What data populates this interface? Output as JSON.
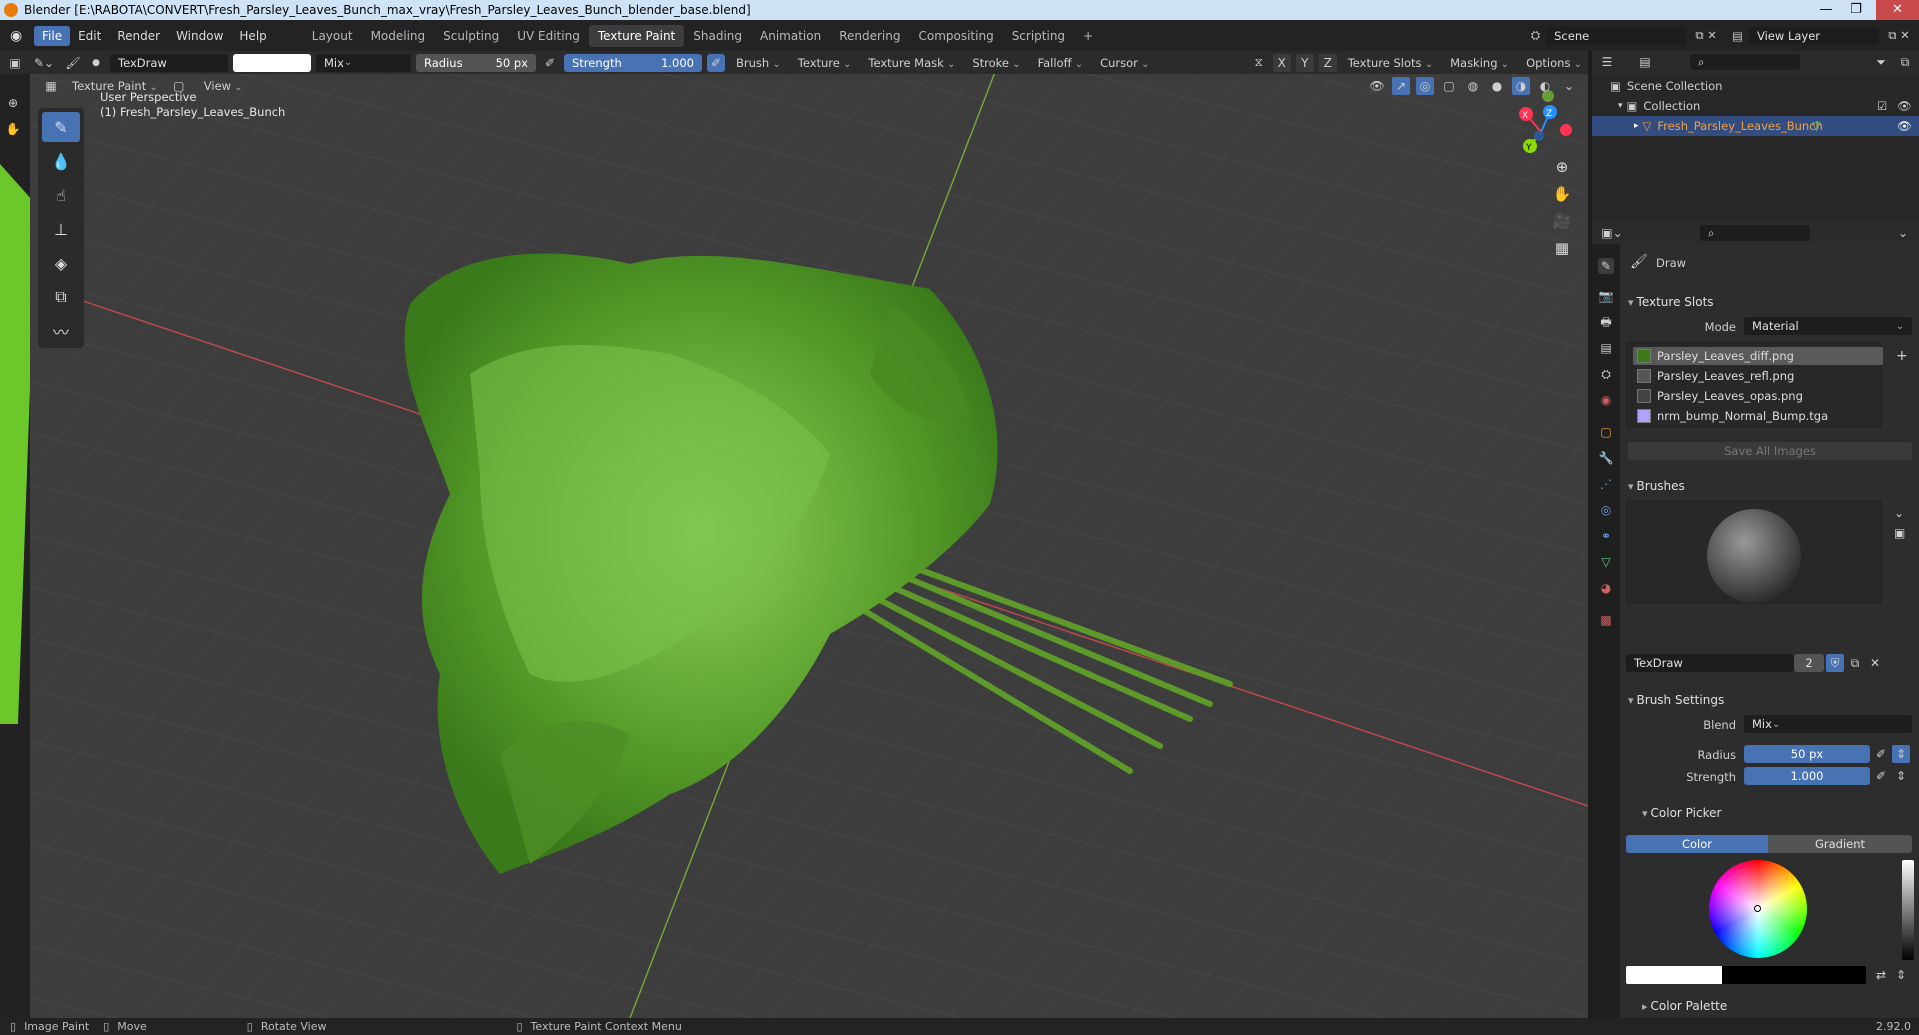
{
  "window": {
    "title": "Blender [E:\\RABOTA\\CONVERT\\Fresh_Parsley_Leaves_Bunch_max_vray\\Fresh_Parsley_Leaves_Bunch_blender_base.blend]",
    "minimize": "—",
    "maximize": "❐",
    "close": "✕"
  },
  "menus": [
    "File",
    "Edit",
    "Render",
    "Window",
    "Help"
  ],
  "workspaces": [
    "Layout",
    "Modeling",
    "Sculpting",
    "UV Editing",
    "Texture Paint",
    "Shading",
    "Animation",
    "Rendering",
    "Compositing",
    "Scripting"
  ],
  "workspace_add": "+",
  "scene": {
    "name": "Scene",
    "view_layer": "View Layer"
  },
  "tool_header": {
    "brush_name": "TexDraw",
    "blend": "Mix",
    "radius_label": "Radius",
    "radius_value": "50 px",
    "strength_label": "Strength",
    "strength_value": "1.000",
    "menus": [
      "Brush",
      "Texture",
      "Texture Mask",
      "Stroke",
      "Falloff",
      "Cursor"
    ],
    "axes": [
      "X",
      "Y",
      "Z"
    ],
    "right_menus": [
      "Texture Slots",
      "Masking",
      "Options"
    ]
  },
  "mode_header": {
    "mode": "Texture Paint",
    "view": "View"
  },
  "viewport": {
    "perspective": "User Perspective",
    "object": "(1) Fresh_Parsley_Leaves_Bunch",
    "gizmo_x": "X",
    "gizmo_y": "Y",
    "gizmo_z": "Z"
  },
  "outliner": {
    "scene_collection": "Scene Collection",
    "collection": "Collection",
    "object": "Fresh_Parsley_Leaves_Bunch"
  },
  "properties": {
    "tool": "Draw",
    "texture_slots": {
      "title": "Texture Slots",
      "mode_label": "Mode",
      "mode_value": "Material",
      "slots": [
        "Parsley_Leaves_diff.png",
        "Parsley_Leaves_refl.png",
        "Parsley_Leaves_opas.png",
        "nrm_bump_Normal_Bump.tga"
      ],
      "save_all": "Save All Images"
    },
    "brushes": {
      "title": "Brushes",
      "name": "TexDraw",
      "users": "2"
    },
    "brush_settings": {
      "title": "Brush Settings",
      "blend_label": "Blend",
      "blend_value": "Mix",
      "radius_label": "Radius",
      "radius_value": "50 px",
      "strength_label": "Strength",
      "strength_value": "1.000"
    },
    "color_picker": {
      "title": "Color Picker",
      "tab_color": "Color",
      "tab_gradient": "Gradient"
    },
    "color_palette": {
      "title": "Color Palette"
    }
  },
  "status": {
    "image_paint": "Image Paint",
    "move": "Move",
    "rotate": "Rotate View",
    "context_menu": "Texture Paint Context Menu",
    "version": "2.92.0"
  },
  "colors": {
    "accent": "#4772b3",
    "x_axis": "#ff3352",
    "y_axis": "#8bdc00",
    "z_axis": "#2890ff",
    "parsley": "#5aa02c"
  }
}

> EXERCISE OBJECTIVE:
Extract the full listing exactly, with the pictures left out.

> ANSWER FOR THIS EXERCISE:
What data populates this interface? Output as JSON.
{
  "window": {
    "title": "Blender [E:\\RABOTA\\CONVERT\\Fresh_Parsley_Leaves_Bunch_max_vray\\Fresh_Parsley_Leaves_Bunch_blender_base.blend]",
    "minimize": "—",
    "maximize": "❐",
    "close": "✕"
  },
  "menus": [
    "File",
    "Edit",
    "Render",
    "Window",
    "Help"
  ],
  "workspaces": [
    "Layout",
    "Modeling",
    "Sculpting",
    "UV Editing",
    "Texture Paint",
    "Shading",
    "Animation",
    "Rendering",
    "Compositing",
    "Scripting"
  ],
  "workspace_add": "+",
  "scene": {
    "name": "Scene",
    "view_layer": "View Layer"
  },
  "tool_header": {
    "brush_name": "TexDraw",
    "blend": "Mix",
    "radius_label": "Radius",
    "radius_value": "50 px",
    "strength_label": "Strength",
    "strength_value": "1.000",
    "menus": [
      "Brush",
      "Texture",
      "Texture Mask",
      "Stroke",
      "Falloff",
      "Cursor"
    ],
    "axes": [
      "X",
      "Y",
      "Z"
    ],
    "right_menus": [
      "Texture Slots",
      "Masking",
      "Options"
    ]
  },
  "mode_header": {
    "mode": "Texture Paint",
    "view": "View"
  },
  "viewport": {
    "perspective": "User Perspective",
    "object": "(1) Fresh_Parsley_Leaves_Bunch",
    "gizmo_x": "X",
    "gizmo_y": "Y",
    "gizmo_z": "Z"
  },
  "outliner": {
    "scene_collection": "Scene Collection",
    "collection": "Collection",
    "object": "Fresh_Parsley_Leaves_Bunch"
  },
  "properties": {
    "tool": "Draw",
    "texture_slots": {
      "title": "Texture Slots",
      "mode_label": "Mode",
      "mode_value": "Material",
      "slots": [
        "Parsley_Leaves_diff.png",
        "Parsley_Leaves_refl.png",
        "Parsley_Leaves_opas.png",
        "nrm_bump_Normal_Bump.tga"
      ],
      "save_all": "Save All Images"
    },
    "brushes": {
      "title": "Brushes",
      "name": "TexDraw",
      "users": "2"
    },
    "brush_settings": {
      "title": "Brush Settings",
      "blend_label": "Blend",
      "blend_value": "Mix",
      "radius_label": "Radius",
      "radius_value": "50 px",
      "strength_label": "Strength",
      "strength_value": "1.000"
    },
    "color_picker": {
      "title": "Color Picker",
      "tab_color": "Color",
      "tab_gradient": "Gradient"
    },
    "color_palette": {
      "title": "Color Palette"
    }
  },
  "status": {
    "image_paint": "Image Paint",
    "move": "Move",
    "rotate": "Rotate View",
    "context_menu": "Texture Paint Context Menu",
    "version": "2.92.0"
  },
  "colors": {
    "accent": "#4772b3",
    "x_axis": "#ff3352",
    "y_axis": "#8bdc00",
    "z_axis": "#2890ff",
    "parsley": "#5aa02c"
  }
}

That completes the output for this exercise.